§ **What is required**
Your answer should be one number: how many lines of the records hold the string "title".

Records from a collection
____________________

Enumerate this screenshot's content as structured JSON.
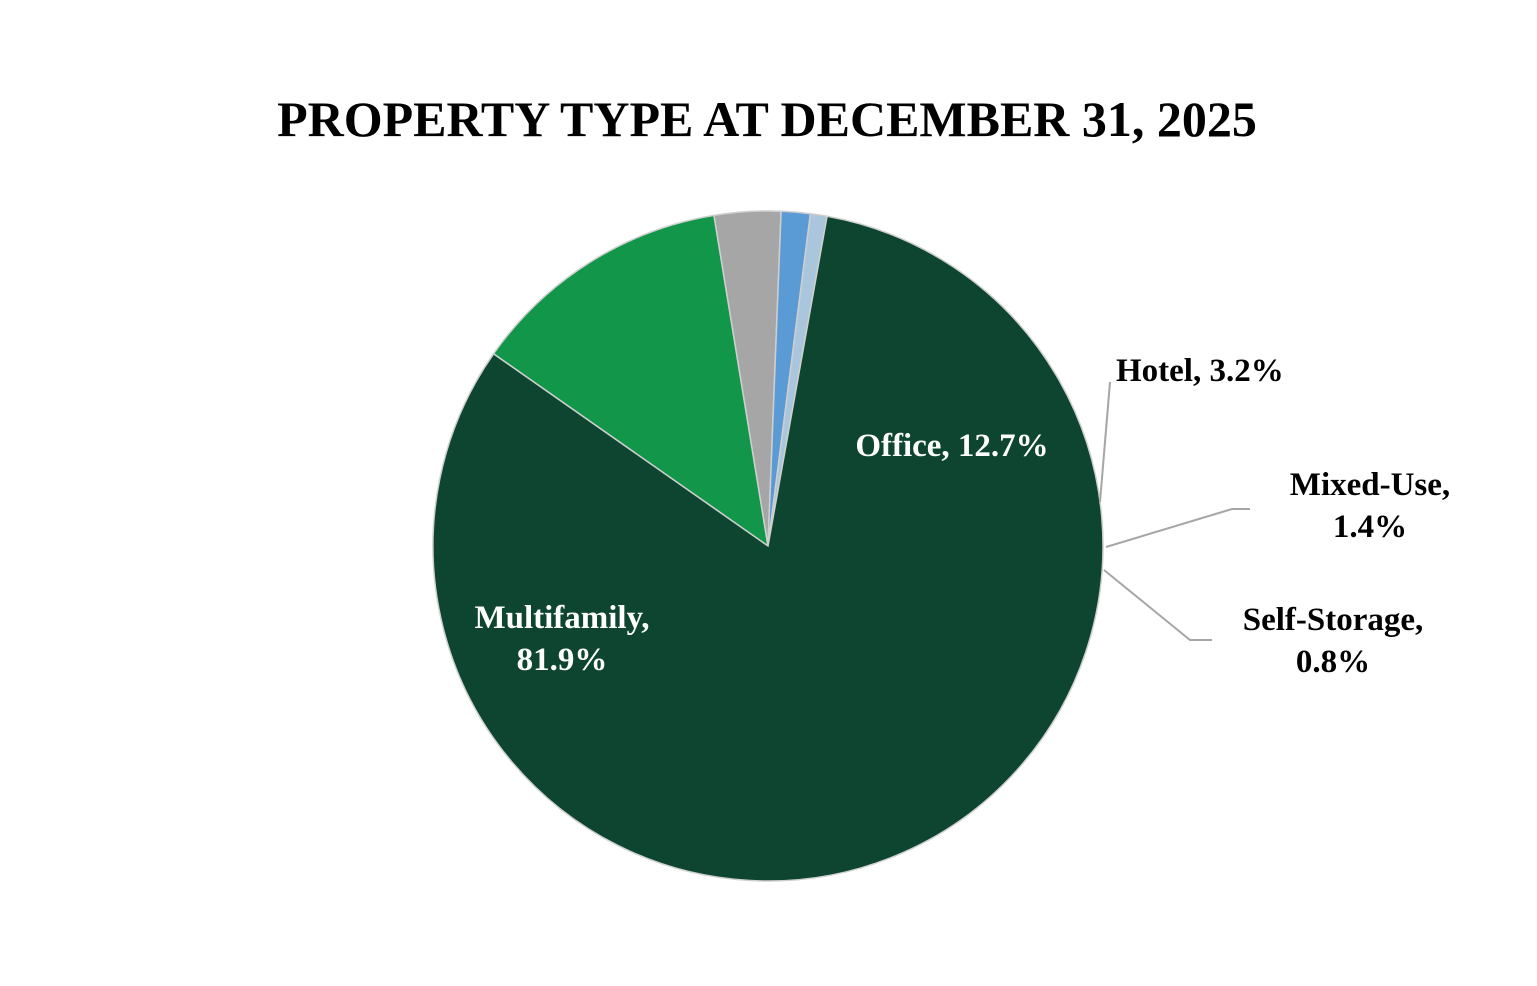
{
  "chart_data": {
    "type": "pie",
    "title": "PROPERTY TYPE AT DECEMBER 31, 2025",
    "slices": [
      {
        "name": "Office",
        "value": 12.7,
        "color": "#12964a",
        "label_lines": [
          "Office, 12.7%"
        ]
      },
      {
        "name": "Hotel",
        "value": 3.2,
        "color": "#a6a6a6",
        "label_lines": [
          "Hotel, 3.2%"
        ]
      },
      {
        "name": "Mixed-Use",
        "value": 1.4,
        "color": "#5b9bd5",
        "label_lines": [
          "Mixed-Use,",
          "1.4%"
        ]
      },
      {
        "name": "Self-Storage",
        "value": 0.8,
        "color": "#a9c6dc",
        "label_lines": [
          "Self-Storage,",
          "0.8%"
        ]
      },
      {
        "name": "Multifamily",
        "value": 81.9,
        "color": "#0d4530",
        "label_lines": [
          "Multifamily,",
          "81.9%"
        ]
      }
    ],
    "unit": "%",
    "legend": "none",
    "data_labels": true
  }
}
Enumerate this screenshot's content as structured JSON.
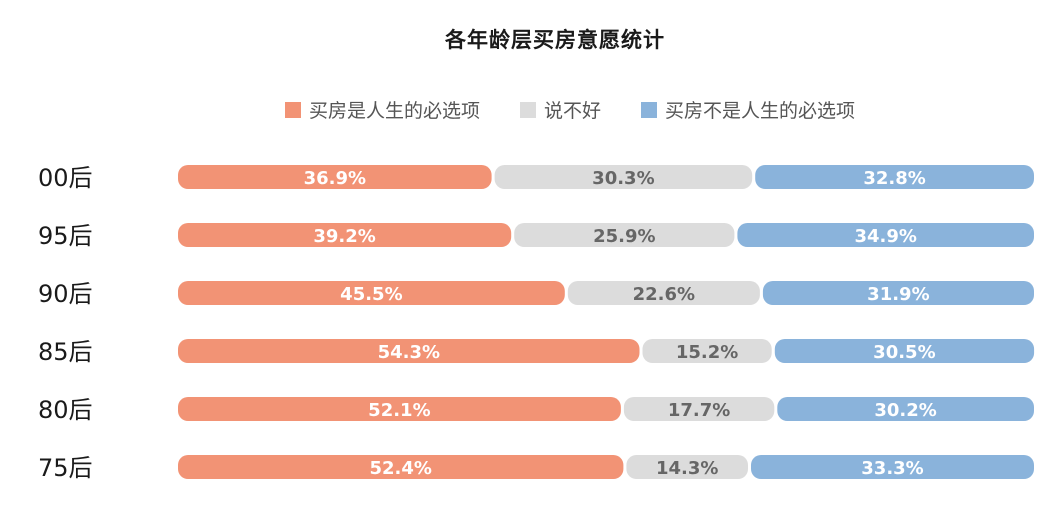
{
  "chart_data": {
    "type": "bar",
    "orientation": "horizontal",
    "stacked": true,
    "percent": true,
    "title": "各年龄层买房意愿统计",
    "legend_position": "top",
    "categories": [
      "00后",
      "95后",
      "90后",
      "85后",
      "80后",
      "75后"
    ],
    "series": [
      {
        "name": "买房是人生的必选项",
        "color": "#f29375",
        "values": [
          36.9,
          39.2,
          45.5,
          54.3,
          52.1,
          52.4
        ]
      },
      {
        "name": "说不好",
        "color": "#dcdcdc",
        "values": [
          30.3,
          25.9,
          22.6,
          15.2,
          17.7,
          14.3
        ]
      },
      {
        "name": "买房不是人生的必选项",
        "color": "#8ab3db",
        "values": [
          32.8,
          34.9,
          31.9,
          30.5,
          30.2,
          33.3
        ]
      }
    ],
    "value_suffix": "%"
  }
}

____________________

§ **Correct answer**
2